*Aim*. Copy out every line of the records where the string "heading" occurs.

Dataset records
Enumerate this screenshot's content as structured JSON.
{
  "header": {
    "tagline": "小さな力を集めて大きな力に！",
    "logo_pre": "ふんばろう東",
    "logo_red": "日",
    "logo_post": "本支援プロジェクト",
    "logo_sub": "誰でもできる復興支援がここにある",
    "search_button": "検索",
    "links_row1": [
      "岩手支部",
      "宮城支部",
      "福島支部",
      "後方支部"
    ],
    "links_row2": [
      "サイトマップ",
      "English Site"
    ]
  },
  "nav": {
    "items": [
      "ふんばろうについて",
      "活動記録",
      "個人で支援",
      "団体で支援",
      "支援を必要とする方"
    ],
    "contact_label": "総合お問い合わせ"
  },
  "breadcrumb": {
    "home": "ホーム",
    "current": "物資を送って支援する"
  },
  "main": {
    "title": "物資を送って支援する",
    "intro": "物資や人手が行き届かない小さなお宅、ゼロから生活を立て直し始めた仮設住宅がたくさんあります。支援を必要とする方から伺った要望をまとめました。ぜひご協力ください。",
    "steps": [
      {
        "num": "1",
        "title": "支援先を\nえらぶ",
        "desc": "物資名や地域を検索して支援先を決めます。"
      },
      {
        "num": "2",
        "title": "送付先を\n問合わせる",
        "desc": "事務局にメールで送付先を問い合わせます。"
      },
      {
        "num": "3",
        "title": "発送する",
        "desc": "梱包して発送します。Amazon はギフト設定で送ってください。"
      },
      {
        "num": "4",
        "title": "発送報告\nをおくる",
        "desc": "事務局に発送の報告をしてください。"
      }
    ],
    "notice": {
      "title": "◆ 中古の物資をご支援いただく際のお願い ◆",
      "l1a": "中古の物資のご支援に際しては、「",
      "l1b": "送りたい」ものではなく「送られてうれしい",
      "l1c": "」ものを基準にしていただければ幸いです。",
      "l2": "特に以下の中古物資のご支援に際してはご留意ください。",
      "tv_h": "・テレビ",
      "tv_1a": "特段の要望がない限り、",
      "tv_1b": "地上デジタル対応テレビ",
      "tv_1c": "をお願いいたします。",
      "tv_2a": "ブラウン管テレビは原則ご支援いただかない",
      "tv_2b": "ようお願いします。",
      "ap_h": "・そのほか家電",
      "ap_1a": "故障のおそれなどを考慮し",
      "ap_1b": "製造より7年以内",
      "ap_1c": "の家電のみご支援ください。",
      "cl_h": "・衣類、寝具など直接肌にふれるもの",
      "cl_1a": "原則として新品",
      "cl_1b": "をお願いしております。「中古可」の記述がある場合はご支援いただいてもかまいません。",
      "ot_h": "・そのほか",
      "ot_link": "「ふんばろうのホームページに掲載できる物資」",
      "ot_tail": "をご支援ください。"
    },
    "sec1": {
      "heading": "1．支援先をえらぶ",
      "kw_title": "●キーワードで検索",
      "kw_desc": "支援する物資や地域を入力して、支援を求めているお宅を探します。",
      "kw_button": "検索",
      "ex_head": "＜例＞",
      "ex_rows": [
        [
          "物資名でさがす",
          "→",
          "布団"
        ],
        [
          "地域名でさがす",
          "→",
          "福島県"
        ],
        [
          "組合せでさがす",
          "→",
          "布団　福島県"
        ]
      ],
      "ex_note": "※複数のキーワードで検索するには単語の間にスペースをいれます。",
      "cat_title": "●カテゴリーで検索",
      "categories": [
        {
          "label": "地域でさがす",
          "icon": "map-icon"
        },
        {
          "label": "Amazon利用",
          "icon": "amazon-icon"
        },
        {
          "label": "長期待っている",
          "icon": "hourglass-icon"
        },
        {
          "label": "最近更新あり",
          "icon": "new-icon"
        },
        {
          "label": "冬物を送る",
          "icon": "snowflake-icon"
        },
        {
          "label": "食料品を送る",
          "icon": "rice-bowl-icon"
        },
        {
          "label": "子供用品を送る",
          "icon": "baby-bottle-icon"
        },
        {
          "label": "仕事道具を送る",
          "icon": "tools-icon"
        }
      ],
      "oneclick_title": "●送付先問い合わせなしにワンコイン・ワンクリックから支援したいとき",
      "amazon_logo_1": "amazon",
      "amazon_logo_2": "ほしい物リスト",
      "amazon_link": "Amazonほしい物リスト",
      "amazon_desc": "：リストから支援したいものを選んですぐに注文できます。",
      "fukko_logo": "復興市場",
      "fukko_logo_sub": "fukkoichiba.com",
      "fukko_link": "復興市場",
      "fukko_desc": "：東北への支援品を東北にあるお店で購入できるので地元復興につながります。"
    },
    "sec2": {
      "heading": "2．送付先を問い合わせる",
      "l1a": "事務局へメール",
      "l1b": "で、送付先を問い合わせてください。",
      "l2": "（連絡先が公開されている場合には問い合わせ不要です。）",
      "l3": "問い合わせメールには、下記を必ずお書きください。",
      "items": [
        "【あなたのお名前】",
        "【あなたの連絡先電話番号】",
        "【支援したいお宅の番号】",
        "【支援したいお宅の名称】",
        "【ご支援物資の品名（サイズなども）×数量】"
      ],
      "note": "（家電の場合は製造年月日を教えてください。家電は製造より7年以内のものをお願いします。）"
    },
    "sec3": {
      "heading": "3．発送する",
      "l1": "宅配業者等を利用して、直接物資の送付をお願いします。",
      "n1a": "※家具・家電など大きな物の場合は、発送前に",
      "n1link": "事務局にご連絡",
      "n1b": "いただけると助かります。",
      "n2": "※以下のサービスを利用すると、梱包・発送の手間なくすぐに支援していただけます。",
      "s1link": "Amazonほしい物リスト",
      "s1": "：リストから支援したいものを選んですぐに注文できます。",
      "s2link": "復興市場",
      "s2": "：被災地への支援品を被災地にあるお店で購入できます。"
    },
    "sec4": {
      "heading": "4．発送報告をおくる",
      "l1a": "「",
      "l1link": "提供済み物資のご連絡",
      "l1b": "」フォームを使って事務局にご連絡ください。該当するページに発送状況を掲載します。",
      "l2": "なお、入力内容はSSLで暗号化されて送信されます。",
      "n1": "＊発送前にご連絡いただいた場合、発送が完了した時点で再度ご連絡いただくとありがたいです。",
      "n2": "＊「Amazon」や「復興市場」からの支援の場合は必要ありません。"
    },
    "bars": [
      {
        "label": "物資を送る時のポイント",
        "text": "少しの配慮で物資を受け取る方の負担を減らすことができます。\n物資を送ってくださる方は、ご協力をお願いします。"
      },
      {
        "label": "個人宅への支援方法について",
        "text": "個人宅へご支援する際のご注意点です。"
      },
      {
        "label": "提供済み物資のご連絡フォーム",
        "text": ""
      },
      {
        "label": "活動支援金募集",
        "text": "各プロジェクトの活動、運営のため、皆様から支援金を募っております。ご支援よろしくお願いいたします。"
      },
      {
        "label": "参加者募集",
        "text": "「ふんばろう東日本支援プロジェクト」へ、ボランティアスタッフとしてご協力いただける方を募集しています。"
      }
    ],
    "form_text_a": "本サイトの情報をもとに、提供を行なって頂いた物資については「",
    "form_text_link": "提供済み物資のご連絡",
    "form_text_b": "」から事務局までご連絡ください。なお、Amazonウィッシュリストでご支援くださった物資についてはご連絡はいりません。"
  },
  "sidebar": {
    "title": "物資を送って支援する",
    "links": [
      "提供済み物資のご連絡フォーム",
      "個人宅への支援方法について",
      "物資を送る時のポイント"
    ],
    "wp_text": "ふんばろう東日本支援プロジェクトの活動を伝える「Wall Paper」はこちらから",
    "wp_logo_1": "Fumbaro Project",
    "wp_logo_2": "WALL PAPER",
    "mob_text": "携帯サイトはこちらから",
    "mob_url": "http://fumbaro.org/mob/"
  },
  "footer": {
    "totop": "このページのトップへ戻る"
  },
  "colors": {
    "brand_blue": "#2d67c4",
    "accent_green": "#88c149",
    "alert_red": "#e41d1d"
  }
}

*Task solution*.
      "heading": "1．支援先をえらぶ",
      "heading": "2．送付先を問い合わせる",
      "heading": "3．発送する",
      "heading": "4．発送報告をおくる",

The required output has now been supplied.